# TASK TO CARRY OUT:
Seek out every line containing the word "structured", and copy each.

::: ENTRIES

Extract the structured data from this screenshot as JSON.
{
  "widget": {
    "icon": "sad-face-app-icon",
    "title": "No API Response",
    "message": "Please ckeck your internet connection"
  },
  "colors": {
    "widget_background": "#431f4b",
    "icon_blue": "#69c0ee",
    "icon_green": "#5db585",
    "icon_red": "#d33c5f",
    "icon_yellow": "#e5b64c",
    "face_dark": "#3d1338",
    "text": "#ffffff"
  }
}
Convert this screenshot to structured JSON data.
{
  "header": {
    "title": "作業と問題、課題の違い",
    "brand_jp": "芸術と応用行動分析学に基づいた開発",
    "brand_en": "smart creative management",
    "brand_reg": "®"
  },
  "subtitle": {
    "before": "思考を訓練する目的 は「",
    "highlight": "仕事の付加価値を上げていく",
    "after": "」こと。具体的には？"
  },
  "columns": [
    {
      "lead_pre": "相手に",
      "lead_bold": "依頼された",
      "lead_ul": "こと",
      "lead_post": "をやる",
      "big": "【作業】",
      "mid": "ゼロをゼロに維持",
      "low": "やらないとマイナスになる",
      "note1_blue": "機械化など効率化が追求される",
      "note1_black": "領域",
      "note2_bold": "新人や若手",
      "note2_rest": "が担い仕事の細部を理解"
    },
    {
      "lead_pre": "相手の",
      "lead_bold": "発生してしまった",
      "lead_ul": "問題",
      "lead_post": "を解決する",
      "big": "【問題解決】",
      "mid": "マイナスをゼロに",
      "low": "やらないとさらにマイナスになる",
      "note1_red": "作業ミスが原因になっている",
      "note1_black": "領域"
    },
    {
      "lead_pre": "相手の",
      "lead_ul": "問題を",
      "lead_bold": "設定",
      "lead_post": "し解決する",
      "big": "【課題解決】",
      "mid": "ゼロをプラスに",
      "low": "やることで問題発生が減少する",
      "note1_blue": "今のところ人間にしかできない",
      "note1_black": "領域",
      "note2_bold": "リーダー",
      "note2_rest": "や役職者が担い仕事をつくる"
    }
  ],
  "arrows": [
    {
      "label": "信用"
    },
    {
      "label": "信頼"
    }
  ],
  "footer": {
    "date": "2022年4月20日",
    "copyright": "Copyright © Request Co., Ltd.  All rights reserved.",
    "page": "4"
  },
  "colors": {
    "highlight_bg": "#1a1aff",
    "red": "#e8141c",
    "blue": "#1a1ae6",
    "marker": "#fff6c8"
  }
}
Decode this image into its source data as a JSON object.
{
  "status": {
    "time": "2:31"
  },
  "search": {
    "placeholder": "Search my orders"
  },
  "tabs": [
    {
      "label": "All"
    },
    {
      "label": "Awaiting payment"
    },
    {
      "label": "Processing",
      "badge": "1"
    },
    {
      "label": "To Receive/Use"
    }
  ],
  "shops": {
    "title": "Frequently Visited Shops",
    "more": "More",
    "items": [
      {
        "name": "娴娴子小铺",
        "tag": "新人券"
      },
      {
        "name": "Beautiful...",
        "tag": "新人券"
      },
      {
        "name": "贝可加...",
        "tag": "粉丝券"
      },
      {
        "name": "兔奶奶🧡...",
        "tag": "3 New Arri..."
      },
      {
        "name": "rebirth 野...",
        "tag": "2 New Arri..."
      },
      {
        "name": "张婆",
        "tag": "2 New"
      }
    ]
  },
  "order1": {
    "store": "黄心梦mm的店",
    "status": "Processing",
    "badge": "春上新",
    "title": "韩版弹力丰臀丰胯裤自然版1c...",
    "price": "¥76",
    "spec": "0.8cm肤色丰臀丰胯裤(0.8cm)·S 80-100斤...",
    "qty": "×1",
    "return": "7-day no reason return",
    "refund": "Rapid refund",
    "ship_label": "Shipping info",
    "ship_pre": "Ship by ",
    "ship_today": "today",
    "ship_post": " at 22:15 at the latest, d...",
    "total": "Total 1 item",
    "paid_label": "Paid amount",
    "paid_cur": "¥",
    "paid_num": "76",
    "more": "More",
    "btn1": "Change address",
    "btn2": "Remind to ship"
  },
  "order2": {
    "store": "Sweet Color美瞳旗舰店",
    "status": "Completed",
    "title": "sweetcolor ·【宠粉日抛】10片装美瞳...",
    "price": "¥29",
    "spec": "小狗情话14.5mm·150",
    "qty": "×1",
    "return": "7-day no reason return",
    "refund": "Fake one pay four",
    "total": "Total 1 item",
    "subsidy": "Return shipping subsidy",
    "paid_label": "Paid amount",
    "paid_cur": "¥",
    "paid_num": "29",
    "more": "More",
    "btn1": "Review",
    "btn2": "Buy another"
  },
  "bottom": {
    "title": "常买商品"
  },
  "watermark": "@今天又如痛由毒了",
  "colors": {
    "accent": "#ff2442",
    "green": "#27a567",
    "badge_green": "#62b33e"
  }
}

::::::

# ANSWER TO THIS TASK:
Extract the structured data from this screenshot as JSON.
Convert this screenshot to structured JSON data.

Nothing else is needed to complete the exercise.